PROBLEM TO WORK ON
Go through the listing and copy every line word for word.

INFORMATION SHOWN
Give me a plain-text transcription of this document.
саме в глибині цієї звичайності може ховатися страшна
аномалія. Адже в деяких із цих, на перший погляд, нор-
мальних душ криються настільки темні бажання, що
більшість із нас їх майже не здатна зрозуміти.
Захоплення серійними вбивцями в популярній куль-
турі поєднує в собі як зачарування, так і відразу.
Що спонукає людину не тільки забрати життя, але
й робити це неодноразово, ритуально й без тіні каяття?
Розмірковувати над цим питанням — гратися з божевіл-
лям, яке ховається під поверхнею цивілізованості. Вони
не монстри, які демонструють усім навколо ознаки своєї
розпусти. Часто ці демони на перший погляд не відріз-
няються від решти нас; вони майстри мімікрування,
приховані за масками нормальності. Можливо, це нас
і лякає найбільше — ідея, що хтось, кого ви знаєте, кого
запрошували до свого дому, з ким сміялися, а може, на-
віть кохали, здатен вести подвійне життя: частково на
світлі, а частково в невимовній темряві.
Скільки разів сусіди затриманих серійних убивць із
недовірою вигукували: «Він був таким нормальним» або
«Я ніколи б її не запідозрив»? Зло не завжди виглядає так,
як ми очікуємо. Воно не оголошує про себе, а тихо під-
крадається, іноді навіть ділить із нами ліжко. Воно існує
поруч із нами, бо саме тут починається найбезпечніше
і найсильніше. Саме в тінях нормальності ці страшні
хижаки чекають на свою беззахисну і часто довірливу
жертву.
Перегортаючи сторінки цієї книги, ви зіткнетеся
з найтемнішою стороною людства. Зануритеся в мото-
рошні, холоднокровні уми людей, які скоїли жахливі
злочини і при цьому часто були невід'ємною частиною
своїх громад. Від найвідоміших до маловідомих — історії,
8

CORRECT RESULT
Give me a plain-text transcription of this document.
саме в глибині цієї звичайності може ховатися страшна
аномалія. Адже в деяких із цих, на перший погляд, нор-
мальних душ криються настільки темні бажання, що
більшість із нас їх майже не здатна зрозуміти.
Захоплення серійними вбивцями в популярній куль-
турі поєднує в собі як зачарування, так і відразу.
Що спонукає людину не тільки забрати життя, але
й робити це неодноразово, ритуально й без тіні каяття?
Розмірковувати над цим питанням — гратися з божевіл-
лям, яке ховається під поверхнею цивілізованості. Вони
не монстри, які демонструють усім навколо ознаки своєї
розпусти. Часто ці демони на перший погляд не відріз-
няються від решти нас; вони майстри мімікрування,
приховані за масками нормальності. Можливо, це нас
і лякає найбільше — ідея, що хтось, кого ви знаєте, кого
запрошували до свого дому, з ким сміялися, а може, на-
віть кохали, здатен вести подвійне життя: частково на
світлі, а частково в невимовній темряві.
Скільки разів сусіди затриманих серійних убивць із
недовірою вигукували: «Він був таким нормальним» або
«Я ніколи б її не запідозрив»? Зло не завжди виглядає так,
як ми очікуємо. Воно не оголошує про себе, а тихо під-
крадається, іноді навіть ділить із нами ліжко. Воно існує
поруч із нами, бо саме тут починається найбезпечніше
і найсильніше. Саме в тінях нормальності ці страшні
хижаки чекають на свою беззахисну і часто довірливу
жертву.
Перегортаючи сторінки цієї книги, ви зіткнетеся
з найтемнішою стороною людства. Зануритеся в мото-
рошні, холоднокровні уми людей, які скоїли жахливі
злочини і при цьому часто були невід'ємною частиною
своїх громад. Від найвідоміших до маловідомих — історії,
8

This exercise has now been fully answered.